(Stored data entries)
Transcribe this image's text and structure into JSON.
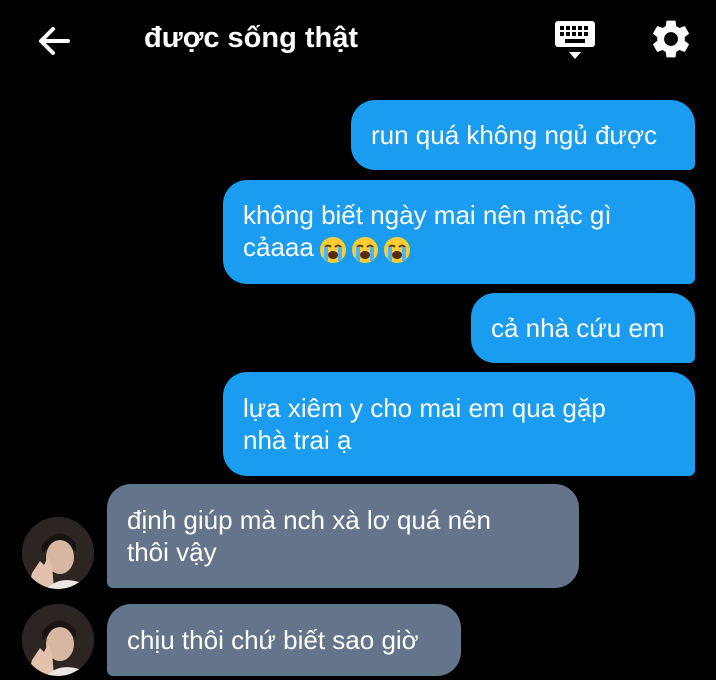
{
  "header": {
    "title": "được sống thật",
    "back_icon": "arrow-left-icon",
    "keyboard_icon": "keyboard-icon",
    "settings_icon": "gear-icon"
  },
  "messages": [
    {
      "direction": "outgoing",
      "text": "run quá không ngủ được"
    },
    {
      "direction": "outgoing",
      "text": "không biết ngày mai nên mặc gì\ncảaaa",
      "emoji": [
        "loudly-crying-face",
        "loudly-crying-face",
        "loudly-crying-face"
      ]
    },
    {
      "direction": "outgoing",
      "text": "cả nhà cứu em"
    },
    {
      "direction": "outgoing",
      "text": "lựa xiêm y cho mai em qua gặp\nnhà trai ạ"
    },
    {
      "direction": "incoming",
      "text": "định giúp mà nch xà lơ quá nên\nthôi vậy"
    },
    {
      "direction": "incoming",
      "text": "chịu thôi chứ biết sao giờ"
    }
  ],
  "colors": {
    "background": "#000000",
    "outgoing_bubble": "#1a9cf0",
    "incoming_bubble": "#64748a",
    "text": "#ffffff"
  }
}
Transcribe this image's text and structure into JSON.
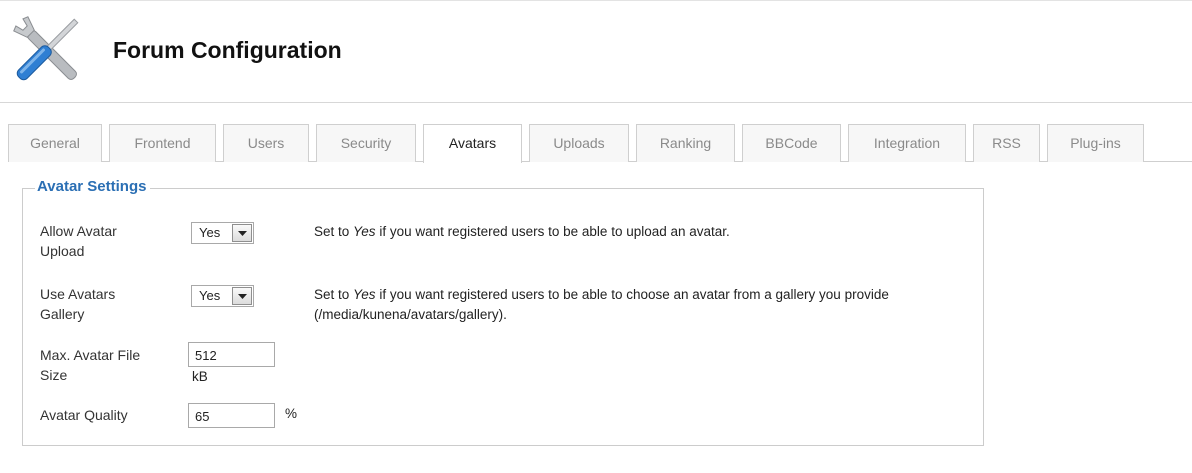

Written problem
Skip the pictures and transcribe the rest of the records exactly.

Task response
Transcribe this image's text and structure into JSON.
{
  "header": {
    "title": "được sống thật",
    "back_icon": "arrow-left-icon",
    "keyboard_icon": "keyboard-icon",
    "settings_icon": "gear-icon"
  },
  "messages": [
    {
      "direction": "outgoing",
      "text": "run quá không ngủ được"
    },
    {
      "direction": "outgoing",
      "text": "không biết ngày mai nên mặc gì\ncảaaa",
      "emoji": [
        "loudly-crying-face",
        "loudly-crying-face",
        "loudly-crying-face"
      ]
    },
    {
      "direction": "outgoing",
      "text": "cả nhà cứu em"
    },
    {
      "direction": "outgoing",
      "text": "lựa xiêm y cho mai em qua gặp\nnhà trai ạ"
    },
    {
      "direction": "incoming",
      "text": "định giúp mà nch xà lơ quá nên\nthôi vậy"
    },
    {
      "direction": "incoming",
      "text": "chịu thôi chứ biết sao giờ"
    }
  ],
  "colors": {
    "background": "#000000",
    "outgoing_bubble": "#1a9cf0",
    "incoming_bubble": "#64748a",
    "text": "#ffffff"
  }
}
Transcribe this image's text and structure into JSON.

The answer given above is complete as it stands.